_Written task_
Transcribe the data that follows precisely, omitting nothing.

-- Start of Input --

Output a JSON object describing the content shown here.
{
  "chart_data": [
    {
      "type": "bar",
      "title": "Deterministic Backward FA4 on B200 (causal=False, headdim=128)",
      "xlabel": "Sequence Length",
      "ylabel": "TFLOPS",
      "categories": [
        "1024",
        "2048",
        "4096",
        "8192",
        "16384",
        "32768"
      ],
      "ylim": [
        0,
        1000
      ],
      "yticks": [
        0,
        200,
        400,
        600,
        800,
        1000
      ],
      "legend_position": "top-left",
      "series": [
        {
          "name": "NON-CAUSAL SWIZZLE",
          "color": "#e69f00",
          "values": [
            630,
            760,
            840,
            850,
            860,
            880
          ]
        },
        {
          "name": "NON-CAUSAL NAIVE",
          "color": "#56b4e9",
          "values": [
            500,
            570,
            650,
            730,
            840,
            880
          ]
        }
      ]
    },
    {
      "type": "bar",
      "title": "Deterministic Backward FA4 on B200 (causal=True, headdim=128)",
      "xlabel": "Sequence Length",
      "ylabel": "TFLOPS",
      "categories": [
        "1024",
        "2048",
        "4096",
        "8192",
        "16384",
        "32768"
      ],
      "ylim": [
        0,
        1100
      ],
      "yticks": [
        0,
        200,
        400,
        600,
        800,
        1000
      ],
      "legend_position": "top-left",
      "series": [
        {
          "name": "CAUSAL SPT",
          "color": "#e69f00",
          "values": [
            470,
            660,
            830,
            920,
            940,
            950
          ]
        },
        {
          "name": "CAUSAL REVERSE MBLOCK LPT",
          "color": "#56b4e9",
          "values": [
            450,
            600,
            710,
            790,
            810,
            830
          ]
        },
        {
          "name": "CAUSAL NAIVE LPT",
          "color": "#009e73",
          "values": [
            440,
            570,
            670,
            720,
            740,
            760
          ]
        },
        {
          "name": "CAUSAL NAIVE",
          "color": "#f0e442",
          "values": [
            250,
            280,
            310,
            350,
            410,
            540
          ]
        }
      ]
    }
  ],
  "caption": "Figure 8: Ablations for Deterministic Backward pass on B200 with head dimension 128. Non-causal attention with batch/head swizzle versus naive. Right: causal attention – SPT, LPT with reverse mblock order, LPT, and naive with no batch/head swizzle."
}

-- End of Input --

_Exercise solution_
Output a JSON object describing the content shown here.
{
  "chart_data": [
    {
      "type": "bar",
      "title": "Deterministic Backward FA4 on B200 (causal=False, headdim=128)",
      "xlabel": "Sequence Length",
      "ylabel": "TFLOPS",
      "categories": [
        "1024",
        "2048",
        "4096",
        "8192",
        "16384",
        "32768"
      ],
      "ylim": [
        0,
        1000
      ],
      "yticks": [
        0,
        200,
        400,
        600,
        800,
        1000
      ],
      "legend_position": "top-left",
      "series": [
        {
          "name": "NON-CAUSAL SWIZZLE",
          "color": "#e69f00",
          "values": [
            630,
            760,
            840,
            850,
            860,
            880
          ]
        },
        {
          "name": "NON-CAUSAL NAIVE",
          "color": "#56b4e9",
          "values": [
            500,
            570,
            650,
            730,
            840,
            880
          ]
        }
      ]
    },
    {
      "type": "bar",
      "title": "Deterministic Backward FA4 on B200 (causal=True, headdim=128)",
      "xlabel": "Sequence Length",
      "ylabel": "TFLOPS",
      "categories": [
        "1024",
        "2048",
        "4096",
        "8192",
        "16384",
        "32768"
      ],
      "ylim": [
        0,
        1100
      ],
      "yticks": [
        0,
        200,
        400,
        600,
        800,
        1000
      ],
      "legend_position": "top-left",
      "series": [
        {
          "name": "CAUSAL SPT",
          "color": "#e69f00",
          "values": [
            470,
            660,
            830,
            920,
            940,
            950
          ]
        },
        {
          "name": "CAUSAL REVERSE MBLOCK LPT",
          "color": "#56b4e9",
          "values": [
            450,
            600,
            710,
            790,
            810,
            830
          ]
        },
        {
          "name": "CAUSAL NAIVE LPT",
          "color": "#009e73",
          "values": [
            440,
            570,
            670,
            720,
            740,
            760
          ]
        },
        {
          "name": "CAUSAL NAIVE",
          "color": "#f0e442",
          "values": [
            250,
            280,
            310,
            350,
            410,
            540
          ]
        }
      ]
    }
  ],
  "caption": "Figure 8: Ablations for Deterministic Backward pass on B200 with head dimension 128. Non-causal attention with batch/head swizzle versus naive. Right: causal attention – SPT, LPT with reverse mblock order, LPT, and naive with no batch/head swizzle."
}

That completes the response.